What the exercise asks:
Please pull out every line from the items below that contains the string "chibi".
-- BEGIN Recorded data --
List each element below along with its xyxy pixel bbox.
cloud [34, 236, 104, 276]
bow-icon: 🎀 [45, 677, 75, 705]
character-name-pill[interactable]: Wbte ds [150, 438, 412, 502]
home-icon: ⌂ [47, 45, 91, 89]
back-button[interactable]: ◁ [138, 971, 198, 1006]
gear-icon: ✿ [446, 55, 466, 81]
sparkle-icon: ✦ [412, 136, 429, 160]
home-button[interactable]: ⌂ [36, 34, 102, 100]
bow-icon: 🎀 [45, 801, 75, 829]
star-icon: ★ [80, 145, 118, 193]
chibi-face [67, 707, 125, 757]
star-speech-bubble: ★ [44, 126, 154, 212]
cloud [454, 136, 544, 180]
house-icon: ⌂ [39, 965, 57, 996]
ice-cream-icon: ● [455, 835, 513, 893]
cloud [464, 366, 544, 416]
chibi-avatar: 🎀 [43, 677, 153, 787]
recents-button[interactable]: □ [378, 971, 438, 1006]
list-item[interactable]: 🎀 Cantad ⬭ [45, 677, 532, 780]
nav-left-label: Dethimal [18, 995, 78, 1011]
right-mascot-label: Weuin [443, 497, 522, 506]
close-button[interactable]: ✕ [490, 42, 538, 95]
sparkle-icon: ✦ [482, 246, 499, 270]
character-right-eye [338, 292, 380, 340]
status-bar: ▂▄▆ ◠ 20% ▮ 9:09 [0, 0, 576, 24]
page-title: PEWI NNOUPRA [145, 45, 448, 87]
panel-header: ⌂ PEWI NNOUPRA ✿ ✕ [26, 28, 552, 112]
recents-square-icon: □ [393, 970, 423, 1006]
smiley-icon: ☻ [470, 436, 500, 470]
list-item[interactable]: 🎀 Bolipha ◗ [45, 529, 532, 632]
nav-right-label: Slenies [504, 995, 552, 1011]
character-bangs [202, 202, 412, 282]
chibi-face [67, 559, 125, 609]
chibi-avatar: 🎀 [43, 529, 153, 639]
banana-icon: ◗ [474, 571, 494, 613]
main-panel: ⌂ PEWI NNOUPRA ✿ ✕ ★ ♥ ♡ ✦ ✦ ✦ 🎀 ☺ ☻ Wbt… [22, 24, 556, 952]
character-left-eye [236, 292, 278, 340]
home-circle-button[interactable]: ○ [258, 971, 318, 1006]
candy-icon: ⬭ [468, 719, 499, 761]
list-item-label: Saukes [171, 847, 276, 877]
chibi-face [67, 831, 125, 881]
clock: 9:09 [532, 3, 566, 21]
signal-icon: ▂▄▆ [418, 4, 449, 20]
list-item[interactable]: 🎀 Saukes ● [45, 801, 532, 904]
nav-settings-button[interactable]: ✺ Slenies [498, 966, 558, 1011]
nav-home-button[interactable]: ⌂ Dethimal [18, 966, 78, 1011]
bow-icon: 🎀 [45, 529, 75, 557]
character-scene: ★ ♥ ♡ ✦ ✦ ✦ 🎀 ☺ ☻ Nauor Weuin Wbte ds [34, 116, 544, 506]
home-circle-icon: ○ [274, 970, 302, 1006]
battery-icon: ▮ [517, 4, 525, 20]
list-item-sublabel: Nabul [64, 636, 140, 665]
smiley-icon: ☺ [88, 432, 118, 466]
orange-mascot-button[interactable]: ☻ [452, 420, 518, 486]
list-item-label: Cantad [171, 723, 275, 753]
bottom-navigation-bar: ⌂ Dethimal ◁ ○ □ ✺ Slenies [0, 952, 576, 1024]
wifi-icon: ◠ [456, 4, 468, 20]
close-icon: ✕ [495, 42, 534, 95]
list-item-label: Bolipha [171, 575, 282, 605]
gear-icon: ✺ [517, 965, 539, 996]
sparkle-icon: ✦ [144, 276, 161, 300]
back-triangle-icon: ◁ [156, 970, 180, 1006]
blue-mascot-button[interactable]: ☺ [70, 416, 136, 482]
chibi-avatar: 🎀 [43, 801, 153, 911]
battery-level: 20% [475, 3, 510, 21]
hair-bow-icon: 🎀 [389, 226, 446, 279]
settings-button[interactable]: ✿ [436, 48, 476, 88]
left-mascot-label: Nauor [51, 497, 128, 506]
-- END Recorded data --
Expected answer:
chibi-face [67, 707, 125, 757]
chibi-avatar: 🎀 [43, 677, 153, 787]
chibi-face [67, 559, 125, 609]
chibi-avatar: 🎀 [43, 529, 153, 639]
chibi-face [67, 831, 125, 881]
chibi-avatar: 🎀 [43, 801, 153, 911]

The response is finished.